* Direction
Scan the material and copy every line in which "ylabel" appears.

* Information given
---------------

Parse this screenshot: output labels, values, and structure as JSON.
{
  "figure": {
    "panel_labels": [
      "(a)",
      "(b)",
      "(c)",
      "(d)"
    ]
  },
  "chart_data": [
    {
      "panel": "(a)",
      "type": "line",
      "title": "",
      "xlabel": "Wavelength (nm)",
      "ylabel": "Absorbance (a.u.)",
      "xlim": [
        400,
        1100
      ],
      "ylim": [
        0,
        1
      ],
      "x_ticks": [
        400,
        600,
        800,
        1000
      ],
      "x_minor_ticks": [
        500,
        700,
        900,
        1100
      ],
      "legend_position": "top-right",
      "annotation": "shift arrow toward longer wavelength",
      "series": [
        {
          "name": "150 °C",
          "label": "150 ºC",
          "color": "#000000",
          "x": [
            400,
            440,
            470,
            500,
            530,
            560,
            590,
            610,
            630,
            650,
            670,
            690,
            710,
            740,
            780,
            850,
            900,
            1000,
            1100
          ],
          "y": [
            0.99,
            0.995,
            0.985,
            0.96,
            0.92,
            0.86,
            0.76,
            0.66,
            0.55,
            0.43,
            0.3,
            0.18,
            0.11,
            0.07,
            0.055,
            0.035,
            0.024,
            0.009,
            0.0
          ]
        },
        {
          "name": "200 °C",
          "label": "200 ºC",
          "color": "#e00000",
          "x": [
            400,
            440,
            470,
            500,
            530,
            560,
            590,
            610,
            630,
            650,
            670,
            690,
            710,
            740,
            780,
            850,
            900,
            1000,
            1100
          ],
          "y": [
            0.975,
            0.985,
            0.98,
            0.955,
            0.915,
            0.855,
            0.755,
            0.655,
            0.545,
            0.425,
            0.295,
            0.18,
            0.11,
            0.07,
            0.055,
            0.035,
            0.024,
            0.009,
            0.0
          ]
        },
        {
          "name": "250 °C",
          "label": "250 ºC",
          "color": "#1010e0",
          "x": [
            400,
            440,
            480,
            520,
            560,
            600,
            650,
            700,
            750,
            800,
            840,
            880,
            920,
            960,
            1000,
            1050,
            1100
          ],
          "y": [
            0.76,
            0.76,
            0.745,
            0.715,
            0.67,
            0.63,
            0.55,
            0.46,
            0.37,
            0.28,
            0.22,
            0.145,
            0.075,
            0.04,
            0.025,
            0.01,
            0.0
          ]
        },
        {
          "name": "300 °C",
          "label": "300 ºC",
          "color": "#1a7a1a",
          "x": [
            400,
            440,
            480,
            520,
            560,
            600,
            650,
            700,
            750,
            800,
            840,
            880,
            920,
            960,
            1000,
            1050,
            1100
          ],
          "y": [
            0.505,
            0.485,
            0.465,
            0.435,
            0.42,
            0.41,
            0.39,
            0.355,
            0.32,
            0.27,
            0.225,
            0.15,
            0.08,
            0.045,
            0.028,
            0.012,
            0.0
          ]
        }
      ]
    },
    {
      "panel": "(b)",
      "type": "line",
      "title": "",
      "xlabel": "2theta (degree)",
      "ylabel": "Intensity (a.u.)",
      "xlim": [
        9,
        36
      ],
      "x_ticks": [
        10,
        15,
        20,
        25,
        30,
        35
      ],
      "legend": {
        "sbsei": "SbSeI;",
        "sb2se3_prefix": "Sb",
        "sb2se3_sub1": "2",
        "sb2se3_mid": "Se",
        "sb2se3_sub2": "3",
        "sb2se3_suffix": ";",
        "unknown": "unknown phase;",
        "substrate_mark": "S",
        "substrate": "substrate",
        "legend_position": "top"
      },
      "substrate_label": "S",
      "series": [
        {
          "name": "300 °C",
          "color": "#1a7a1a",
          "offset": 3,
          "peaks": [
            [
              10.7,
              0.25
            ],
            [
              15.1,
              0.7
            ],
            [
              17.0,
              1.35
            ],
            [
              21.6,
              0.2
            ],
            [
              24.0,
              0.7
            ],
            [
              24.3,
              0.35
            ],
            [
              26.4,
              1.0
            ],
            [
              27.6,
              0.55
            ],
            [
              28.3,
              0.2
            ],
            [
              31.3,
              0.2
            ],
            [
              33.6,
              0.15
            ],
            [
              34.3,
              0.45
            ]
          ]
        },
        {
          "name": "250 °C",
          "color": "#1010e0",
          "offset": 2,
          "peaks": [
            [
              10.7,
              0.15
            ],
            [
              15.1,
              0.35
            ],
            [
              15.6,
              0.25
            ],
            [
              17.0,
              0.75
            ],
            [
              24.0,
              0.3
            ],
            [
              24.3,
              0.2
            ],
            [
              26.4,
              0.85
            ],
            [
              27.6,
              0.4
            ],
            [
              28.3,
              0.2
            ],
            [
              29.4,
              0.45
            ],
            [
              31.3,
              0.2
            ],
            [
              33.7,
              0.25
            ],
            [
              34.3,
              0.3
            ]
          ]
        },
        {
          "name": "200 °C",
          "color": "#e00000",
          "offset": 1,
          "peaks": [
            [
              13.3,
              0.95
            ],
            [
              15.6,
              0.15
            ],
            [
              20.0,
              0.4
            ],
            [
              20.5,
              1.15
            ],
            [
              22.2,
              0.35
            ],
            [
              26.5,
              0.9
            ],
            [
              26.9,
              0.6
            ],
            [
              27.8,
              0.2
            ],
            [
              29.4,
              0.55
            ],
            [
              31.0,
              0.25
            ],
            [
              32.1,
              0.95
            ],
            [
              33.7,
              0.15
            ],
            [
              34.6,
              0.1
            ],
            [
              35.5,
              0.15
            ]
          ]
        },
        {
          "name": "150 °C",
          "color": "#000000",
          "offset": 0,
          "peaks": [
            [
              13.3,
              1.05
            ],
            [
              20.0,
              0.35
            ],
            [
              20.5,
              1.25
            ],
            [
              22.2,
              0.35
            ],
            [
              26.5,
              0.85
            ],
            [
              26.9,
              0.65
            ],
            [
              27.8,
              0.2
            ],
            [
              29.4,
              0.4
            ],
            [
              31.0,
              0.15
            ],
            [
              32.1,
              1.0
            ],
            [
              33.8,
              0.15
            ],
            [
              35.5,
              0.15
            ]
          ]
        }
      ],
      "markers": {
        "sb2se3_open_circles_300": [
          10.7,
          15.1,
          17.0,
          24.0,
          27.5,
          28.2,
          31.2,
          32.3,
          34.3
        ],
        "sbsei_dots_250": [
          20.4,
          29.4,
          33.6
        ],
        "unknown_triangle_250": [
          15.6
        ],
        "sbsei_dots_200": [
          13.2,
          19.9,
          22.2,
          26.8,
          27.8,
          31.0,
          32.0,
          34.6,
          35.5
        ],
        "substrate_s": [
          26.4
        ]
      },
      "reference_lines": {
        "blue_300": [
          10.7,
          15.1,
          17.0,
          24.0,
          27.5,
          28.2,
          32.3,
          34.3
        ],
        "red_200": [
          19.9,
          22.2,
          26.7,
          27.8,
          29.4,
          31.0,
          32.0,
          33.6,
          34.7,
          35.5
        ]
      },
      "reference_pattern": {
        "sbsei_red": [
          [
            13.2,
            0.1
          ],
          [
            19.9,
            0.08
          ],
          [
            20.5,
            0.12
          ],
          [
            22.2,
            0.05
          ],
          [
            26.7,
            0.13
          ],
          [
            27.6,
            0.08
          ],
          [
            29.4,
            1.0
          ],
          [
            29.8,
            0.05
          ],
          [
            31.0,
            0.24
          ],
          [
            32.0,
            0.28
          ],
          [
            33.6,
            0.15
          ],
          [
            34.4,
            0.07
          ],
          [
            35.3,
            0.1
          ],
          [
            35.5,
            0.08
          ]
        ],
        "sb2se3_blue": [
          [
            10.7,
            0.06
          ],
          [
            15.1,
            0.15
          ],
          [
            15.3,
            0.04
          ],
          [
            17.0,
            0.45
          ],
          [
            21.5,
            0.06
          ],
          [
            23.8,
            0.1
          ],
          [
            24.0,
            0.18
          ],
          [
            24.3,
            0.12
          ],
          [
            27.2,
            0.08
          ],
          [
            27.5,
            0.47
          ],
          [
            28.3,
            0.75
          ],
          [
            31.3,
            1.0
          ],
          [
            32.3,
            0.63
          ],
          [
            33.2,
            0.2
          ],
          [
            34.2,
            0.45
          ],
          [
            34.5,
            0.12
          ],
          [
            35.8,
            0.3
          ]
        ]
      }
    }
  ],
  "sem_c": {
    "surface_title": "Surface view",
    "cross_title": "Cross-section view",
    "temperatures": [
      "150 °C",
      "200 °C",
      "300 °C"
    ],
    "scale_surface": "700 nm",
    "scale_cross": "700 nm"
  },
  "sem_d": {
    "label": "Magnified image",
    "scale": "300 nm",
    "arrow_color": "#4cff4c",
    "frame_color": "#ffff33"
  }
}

---------------

* Written solution
      "ylabel": "Absorbance (a.u.)",
      "ylabel": "Intensity (a.u.)",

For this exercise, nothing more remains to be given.